What the task asks
Filter this data down to the lines that hold "subheading", and copy them.

===============

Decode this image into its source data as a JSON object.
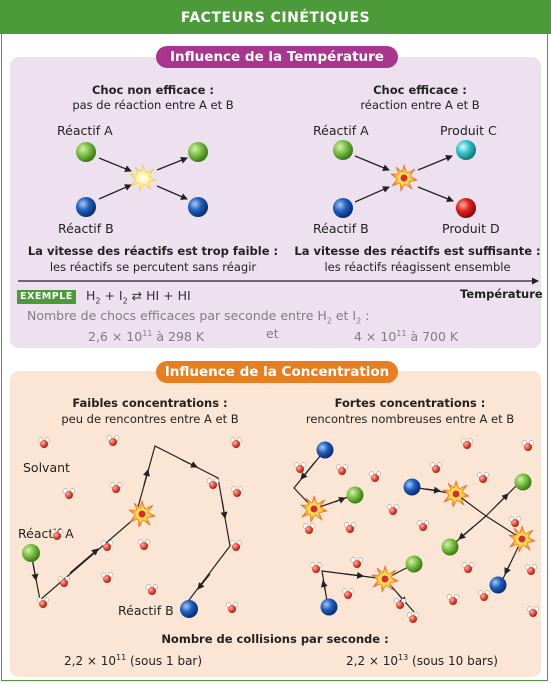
{
  "header": {
    "title": "FACTEURS CINÉTIQUES"
  },
  "temperature": {
    "title": "Influence de la Température",
    "left": {
      "heading": "Choc non efficace :",
      "subheading": "pas de réaction entre A et B",
      "reactant_a": "Réactif A",
      "reactant_b": "Réactif B",
      "caption_bold": "La vitesse des réactifs est trop faible :",
      "caption": "les réactifs se percutent sans réagir"
    },
    "right": {
      "heading": "Choc efficace :",
      "subheading": "réaction entre A et B",
      "reactant_a": "Réactif A",
      "reactant_b": "Réactif B",
      "product_c": "Produit C",
      "product_d": "Produit D",
      "caption_bold": "La vitesse des réactifs est suffisante :",
      "caption": "les réactifs réagissent ensemble"
    },
    "axis_label": "Température",
    "example_tag": "EXEMPLE",
    "reaction_parts": [
      "H",
      "2",
      " + I",
      "2",
      " ⇄ HI + HI"
    ],
    "effective_collisions": {
      "text_parts": [
        "Nombre de chocs efficaces par seconde entre H",
        "2",
        " et I",
        "2",
        " :"
      ],
      "low": {
        "mantissa": "2,6 × 10",
        "exponent": "11",
        "suffix": " à 298 K"
      },
      "connector": "et",
      "high": {
        "mantissa": "4 × 10",
        "exponent": "11",
        "suffix": " à 700 K"
      }
    }
  },
  "concentration": {
    "title": "Influence de la Concentration",
    "left": {
      "heading": "Faibles concentrations :",
      "subheading": "peu de rencontres entre A et B",
      "solvent": "Solvant",
      "reactant_a": "Réactif A",
      "reactant_b": "Réactif B"
    },
    "right": {
      "heading": "Fortes concentrations :",
      "subheading": "rencontres nombreuses entre A et B"
    },
    "collisions_heading": "Nombre de collisions par seconde :",
    "low": {
      "mantissa": "2,2 × 10",
      "exponent": "11",
      "suffix": " (sous 1 bar)"
    },
    "high": {
      "mantissa": "2,2 × 10",
      "exponent": "13",
      "suffix": " (sous 10 bars)"
    }
  },
  "colors": {
    "green_theme": "#4c9a3a",
    "purple_theme": "#a8368e",
    "orange_theme": "#e67e22",
    "reactant_a": "#7bc043",
    "reactant_b": "#1f5fbf",
    "product_c": "#35c0c9",
    "product_d": "#e02020",
    "solvent_oxygen": "#e04a3a"
  }
}
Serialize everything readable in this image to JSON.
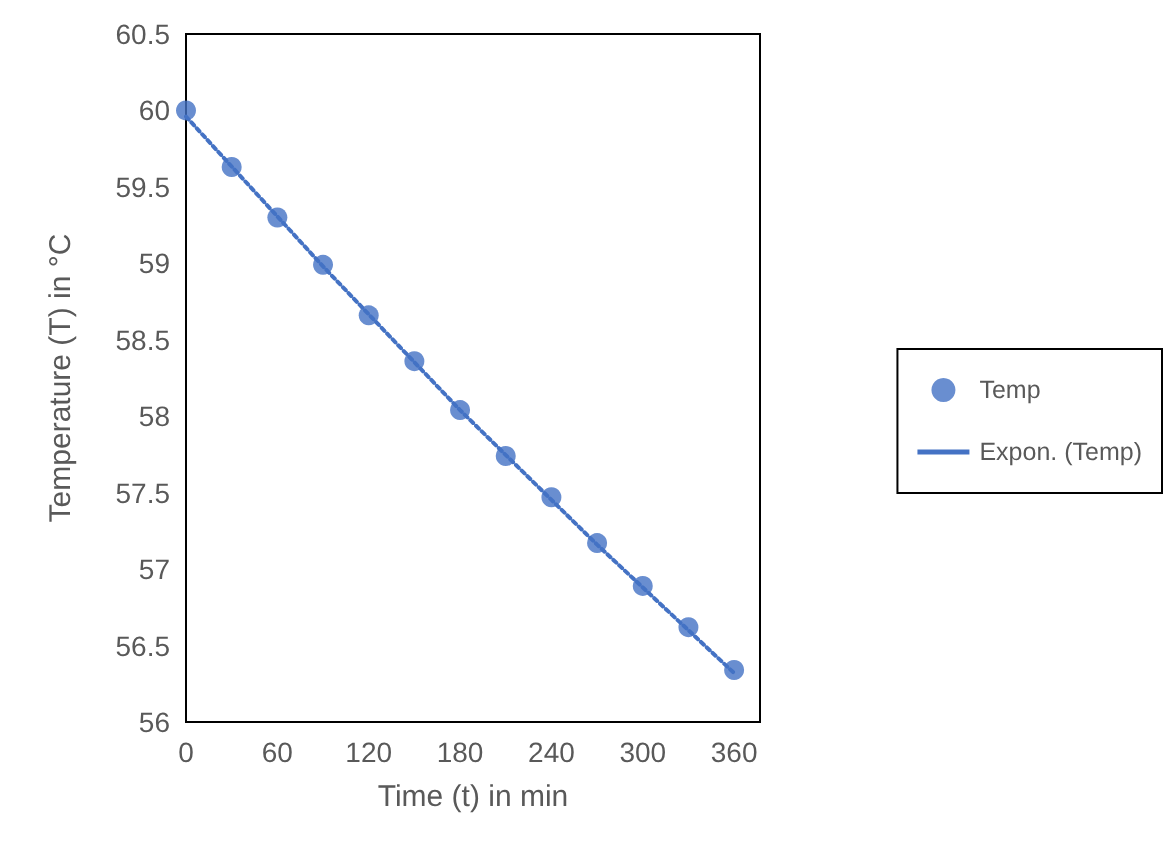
{
  "chart_data": {
    "type": "scatter",
    "xlabel": "Time (t) in min",
    "ylabel": "Temperature (T) in °C",
    "x": [
      0,
      30,
      60,
      90,
      120,
      150,
      180,
      210,
      240,
      270,
      300,
      330,
      360
    ],
    "xlim": [
      0,
      377
    ],
    "xticks": [
      0,
      60,
      120,
      180,
      240,
      300,
      360
    ],
    "ylim": [
      56,
      60.5
    ],
    "yticks": [
      56,
      56.5,
      57,
      57.5,
      58,
      58.5,
      59,
      59.5,
      60,
      60.5
    ],
    "grid": false,
    "legend": "right",
    "series": [
      {
        "name": "Temp",
        "color": "#4472c4",
        "marker": "circle",
        "values": [
          60,
          59.63,
          59.3,
          58.99,
          58.66,
          58.36,
          58.04,
          57.74,
          57.47,
          57.17,
          56.89,
          56.62,
          56.34
        ]
      },
      {
        "name": "Expon. (Temp)",
        "type": "line",
        "color": "#4472c4",
        "marker": "none",
        "line_style": "dotted",
        "x": [
          0,
          90,
          180,
          270,
          360
        ],
        "values": [
          59.96,
          58.98,
          58.04,
          57.16,
          56.32
        ]
      }
    ]
  }
}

===============

Correct response
      "subheading": "pas de réaction entre A et B",
      "subheading": "réaction entre A et B",
      "subheading": "peu de rencontres entre A et B",
      "subheading": "rencontres nombreuses entre A et B"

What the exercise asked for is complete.